Author's Affiliations: ¹ Departments of Surgery and ² Division of Experimental Hematology, St. Jude Children's Research Hospital; ³ Department of Surgery, University of Tennessee College of Medicine, Memphis, Tennessee; and ⁴ Department of Hematology/Oncology, University College London, London, United Kingdom

Requests for reprints: Andrew Davidoff, Department of Surgery, St. Jude Children's Research Hospital, 332 North Lauderdale, Memphis, TN. Phone: 901-495-4060; Fax: 901-495-2176; E-mail: andrew.davidoff{at}stjude.org.

Purpose: Type I IFNs (IFN-/ß) have shown significant antitumor activity in preclinical models but limited efficacy and significant toxicity in clinical trials. We hypothesized that the antitumor activity of type I IFNs could be enhanced by chronic, low-dose systemic delivery and sought to test this in murine neuroblastoma models.

Experimental Design: Continuous liver-generated expression of human IFN-ß (hINF-ß) was achieved through a gene therapy–mediated approach using adeno-associated virus vectors encoding hIFN-ß (AAV hINF-ß). Orthotopic localized retroperitoneal and disseminated models of neuroblastoma were established using three different xenografts. Immunohistochemical analysis and ELISA were used to evaluate the antiangiogenic effect of therapy.

- _Entries shown_

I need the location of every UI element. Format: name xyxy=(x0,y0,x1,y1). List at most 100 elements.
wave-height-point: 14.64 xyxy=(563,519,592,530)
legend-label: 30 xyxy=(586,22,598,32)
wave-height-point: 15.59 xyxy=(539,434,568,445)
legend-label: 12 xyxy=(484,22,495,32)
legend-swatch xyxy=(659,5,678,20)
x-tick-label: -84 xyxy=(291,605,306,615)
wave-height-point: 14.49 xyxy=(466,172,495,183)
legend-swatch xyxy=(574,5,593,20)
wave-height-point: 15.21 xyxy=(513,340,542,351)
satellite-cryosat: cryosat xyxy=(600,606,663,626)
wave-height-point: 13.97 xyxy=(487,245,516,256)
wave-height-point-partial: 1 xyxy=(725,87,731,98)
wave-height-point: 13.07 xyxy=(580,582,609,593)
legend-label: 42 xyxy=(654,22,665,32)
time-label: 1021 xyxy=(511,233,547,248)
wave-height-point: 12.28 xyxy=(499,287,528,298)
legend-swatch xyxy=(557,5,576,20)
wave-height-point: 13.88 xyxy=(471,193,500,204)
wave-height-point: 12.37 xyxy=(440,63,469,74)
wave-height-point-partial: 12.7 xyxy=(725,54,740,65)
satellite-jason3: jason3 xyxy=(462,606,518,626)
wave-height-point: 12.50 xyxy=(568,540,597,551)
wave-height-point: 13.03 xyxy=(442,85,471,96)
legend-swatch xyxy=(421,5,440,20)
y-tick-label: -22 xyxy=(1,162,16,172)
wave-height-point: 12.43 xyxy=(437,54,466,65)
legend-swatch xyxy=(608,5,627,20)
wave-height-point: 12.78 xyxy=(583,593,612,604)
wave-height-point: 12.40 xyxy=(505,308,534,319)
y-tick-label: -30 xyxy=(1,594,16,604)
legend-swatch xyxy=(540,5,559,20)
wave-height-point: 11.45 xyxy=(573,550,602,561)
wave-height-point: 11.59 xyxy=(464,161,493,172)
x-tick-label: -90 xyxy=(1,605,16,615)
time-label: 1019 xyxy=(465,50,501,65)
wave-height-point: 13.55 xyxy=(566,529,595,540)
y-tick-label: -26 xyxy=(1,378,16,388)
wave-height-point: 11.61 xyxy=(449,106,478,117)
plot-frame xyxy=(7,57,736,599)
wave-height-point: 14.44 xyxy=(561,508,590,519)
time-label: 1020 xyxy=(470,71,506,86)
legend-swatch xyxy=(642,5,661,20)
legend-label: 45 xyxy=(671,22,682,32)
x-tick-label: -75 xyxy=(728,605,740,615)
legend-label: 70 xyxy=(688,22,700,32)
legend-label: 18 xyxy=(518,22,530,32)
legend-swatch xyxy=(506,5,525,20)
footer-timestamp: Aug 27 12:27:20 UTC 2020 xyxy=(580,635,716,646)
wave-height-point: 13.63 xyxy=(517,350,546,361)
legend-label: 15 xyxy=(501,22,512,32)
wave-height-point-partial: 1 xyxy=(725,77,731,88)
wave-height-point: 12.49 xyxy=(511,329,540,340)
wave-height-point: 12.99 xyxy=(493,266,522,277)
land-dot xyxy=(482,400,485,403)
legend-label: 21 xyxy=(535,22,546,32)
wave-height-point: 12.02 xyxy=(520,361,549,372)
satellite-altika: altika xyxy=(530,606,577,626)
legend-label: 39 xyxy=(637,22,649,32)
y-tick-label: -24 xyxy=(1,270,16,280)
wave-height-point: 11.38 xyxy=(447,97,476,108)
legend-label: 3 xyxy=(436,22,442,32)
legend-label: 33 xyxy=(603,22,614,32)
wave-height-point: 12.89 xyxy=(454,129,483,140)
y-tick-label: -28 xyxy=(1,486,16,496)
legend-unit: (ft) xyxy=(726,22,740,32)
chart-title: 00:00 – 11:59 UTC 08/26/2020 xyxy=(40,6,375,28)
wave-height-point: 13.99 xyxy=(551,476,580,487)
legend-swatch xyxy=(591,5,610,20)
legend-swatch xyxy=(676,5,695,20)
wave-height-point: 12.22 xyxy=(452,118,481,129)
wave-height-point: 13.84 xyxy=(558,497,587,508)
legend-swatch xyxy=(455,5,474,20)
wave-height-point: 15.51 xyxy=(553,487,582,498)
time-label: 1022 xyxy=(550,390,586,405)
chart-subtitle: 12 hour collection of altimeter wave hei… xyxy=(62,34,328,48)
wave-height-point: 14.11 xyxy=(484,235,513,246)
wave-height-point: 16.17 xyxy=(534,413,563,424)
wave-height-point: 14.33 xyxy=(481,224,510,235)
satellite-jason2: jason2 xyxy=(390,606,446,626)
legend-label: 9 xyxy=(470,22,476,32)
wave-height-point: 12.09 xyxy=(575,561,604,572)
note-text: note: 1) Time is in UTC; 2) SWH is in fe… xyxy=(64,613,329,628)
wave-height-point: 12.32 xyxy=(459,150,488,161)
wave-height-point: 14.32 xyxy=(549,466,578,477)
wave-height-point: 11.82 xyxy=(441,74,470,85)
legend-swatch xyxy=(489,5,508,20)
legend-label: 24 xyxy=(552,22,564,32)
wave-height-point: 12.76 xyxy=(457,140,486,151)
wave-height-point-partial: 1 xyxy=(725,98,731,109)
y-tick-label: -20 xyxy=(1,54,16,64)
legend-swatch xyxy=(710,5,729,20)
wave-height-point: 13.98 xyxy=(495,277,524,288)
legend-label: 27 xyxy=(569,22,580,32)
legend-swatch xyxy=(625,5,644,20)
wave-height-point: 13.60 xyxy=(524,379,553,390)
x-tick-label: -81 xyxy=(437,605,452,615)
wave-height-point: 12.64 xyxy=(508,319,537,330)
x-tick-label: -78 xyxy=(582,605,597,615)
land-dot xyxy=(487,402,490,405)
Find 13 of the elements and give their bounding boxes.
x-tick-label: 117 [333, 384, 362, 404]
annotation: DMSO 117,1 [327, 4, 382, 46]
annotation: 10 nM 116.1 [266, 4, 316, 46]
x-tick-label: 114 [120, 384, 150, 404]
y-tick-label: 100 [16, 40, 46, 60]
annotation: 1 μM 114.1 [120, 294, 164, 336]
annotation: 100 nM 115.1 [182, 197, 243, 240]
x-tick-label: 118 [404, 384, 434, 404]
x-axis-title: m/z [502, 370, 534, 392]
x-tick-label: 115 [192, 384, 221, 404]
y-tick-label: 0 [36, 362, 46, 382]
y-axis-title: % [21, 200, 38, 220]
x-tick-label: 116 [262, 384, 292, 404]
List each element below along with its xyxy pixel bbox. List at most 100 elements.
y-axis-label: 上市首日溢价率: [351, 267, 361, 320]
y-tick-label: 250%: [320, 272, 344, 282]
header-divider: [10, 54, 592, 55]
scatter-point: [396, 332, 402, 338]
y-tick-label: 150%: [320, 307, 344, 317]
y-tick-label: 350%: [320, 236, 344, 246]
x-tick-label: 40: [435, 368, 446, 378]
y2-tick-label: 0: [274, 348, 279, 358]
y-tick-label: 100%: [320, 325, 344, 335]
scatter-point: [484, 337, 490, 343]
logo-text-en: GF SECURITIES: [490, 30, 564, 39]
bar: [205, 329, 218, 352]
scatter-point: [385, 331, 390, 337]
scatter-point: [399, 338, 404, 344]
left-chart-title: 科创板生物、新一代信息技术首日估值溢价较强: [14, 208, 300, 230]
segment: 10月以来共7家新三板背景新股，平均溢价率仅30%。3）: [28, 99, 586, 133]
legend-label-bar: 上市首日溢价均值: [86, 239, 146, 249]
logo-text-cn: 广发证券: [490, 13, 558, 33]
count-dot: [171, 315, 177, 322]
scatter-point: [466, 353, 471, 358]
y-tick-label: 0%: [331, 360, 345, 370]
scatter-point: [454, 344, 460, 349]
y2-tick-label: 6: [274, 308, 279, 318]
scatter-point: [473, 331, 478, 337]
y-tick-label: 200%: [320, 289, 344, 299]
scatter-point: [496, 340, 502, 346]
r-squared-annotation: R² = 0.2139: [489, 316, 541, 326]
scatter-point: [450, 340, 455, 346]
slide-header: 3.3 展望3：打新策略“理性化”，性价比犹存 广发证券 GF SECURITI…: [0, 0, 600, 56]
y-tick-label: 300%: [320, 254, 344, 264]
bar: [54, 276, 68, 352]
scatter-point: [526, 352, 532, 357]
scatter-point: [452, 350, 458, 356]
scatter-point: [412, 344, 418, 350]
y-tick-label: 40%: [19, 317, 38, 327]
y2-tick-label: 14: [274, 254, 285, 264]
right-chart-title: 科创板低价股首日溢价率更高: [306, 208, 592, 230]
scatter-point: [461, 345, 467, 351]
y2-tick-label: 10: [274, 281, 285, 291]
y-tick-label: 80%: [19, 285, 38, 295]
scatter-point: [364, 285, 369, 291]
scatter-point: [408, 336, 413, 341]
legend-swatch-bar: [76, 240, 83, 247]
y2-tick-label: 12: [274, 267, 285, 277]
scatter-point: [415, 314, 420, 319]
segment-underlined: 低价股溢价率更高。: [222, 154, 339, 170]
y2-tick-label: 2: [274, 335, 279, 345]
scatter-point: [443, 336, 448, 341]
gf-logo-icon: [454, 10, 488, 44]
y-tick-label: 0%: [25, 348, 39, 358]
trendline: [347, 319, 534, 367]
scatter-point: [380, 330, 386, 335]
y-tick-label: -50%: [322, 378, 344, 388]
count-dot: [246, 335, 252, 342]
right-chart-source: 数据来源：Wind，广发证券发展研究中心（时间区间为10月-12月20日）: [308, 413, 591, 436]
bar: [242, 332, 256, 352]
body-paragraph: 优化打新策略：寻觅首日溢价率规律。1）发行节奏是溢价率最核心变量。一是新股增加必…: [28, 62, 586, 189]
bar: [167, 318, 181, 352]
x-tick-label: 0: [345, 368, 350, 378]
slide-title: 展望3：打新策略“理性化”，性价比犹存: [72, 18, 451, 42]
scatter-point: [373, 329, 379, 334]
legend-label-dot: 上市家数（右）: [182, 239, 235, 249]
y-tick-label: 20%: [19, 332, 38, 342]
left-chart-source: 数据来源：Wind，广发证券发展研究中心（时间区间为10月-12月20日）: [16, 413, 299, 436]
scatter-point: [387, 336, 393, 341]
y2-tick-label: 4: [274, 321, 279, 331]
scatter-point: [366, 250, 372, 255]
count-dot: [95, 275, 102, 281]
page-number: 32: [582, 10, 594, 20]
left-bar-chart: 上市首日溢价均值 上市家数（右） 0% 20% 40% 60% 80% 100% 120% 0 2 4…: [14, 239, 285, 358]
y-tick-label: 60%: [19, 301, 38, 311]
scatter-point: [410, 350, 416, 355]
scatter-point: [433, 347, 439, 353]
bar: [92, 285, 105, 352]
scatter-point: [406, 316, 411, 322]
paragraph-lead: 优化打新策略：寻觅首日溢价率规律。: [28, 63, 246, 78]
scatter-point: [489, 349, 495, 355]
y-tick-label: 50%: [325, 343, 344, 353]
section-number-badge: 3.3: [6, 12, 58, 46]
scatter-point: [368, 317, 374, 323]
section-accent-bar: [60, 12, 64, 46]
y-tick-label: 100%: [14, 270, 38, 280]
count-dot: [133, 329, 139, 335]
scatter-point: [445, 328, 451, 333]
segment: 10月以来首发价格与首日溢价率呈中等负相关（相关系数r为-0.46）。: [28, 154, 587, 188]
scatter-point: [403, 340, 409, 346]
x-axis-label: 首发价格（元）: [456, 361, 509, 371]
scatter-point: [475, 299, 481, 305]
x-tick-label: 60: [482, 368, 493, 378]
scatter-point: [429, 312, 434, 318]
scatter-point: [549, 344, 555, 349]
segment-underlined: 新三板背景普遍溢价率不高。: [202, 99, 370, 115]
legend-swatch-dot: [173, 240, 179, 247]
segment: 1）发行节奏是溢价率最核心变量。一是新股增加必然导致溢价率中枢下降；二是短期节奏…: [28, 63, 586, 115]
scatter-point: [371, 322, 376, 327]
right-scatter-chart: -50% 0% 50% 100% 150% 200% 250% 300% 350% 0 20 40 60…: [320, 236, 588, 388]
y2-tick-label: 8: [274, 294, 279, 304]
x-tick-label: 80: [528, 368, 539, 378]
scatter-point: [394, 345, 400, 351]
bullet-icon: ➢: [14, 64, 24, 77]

- _Directions for this task_
According to the neuroblastoma excerpt, how many different xenografts were used to establish the models of neuroblastoma? The items come from a different source than the neuroblastoma excerpt.

- _Result of this task_
Three different xenografts.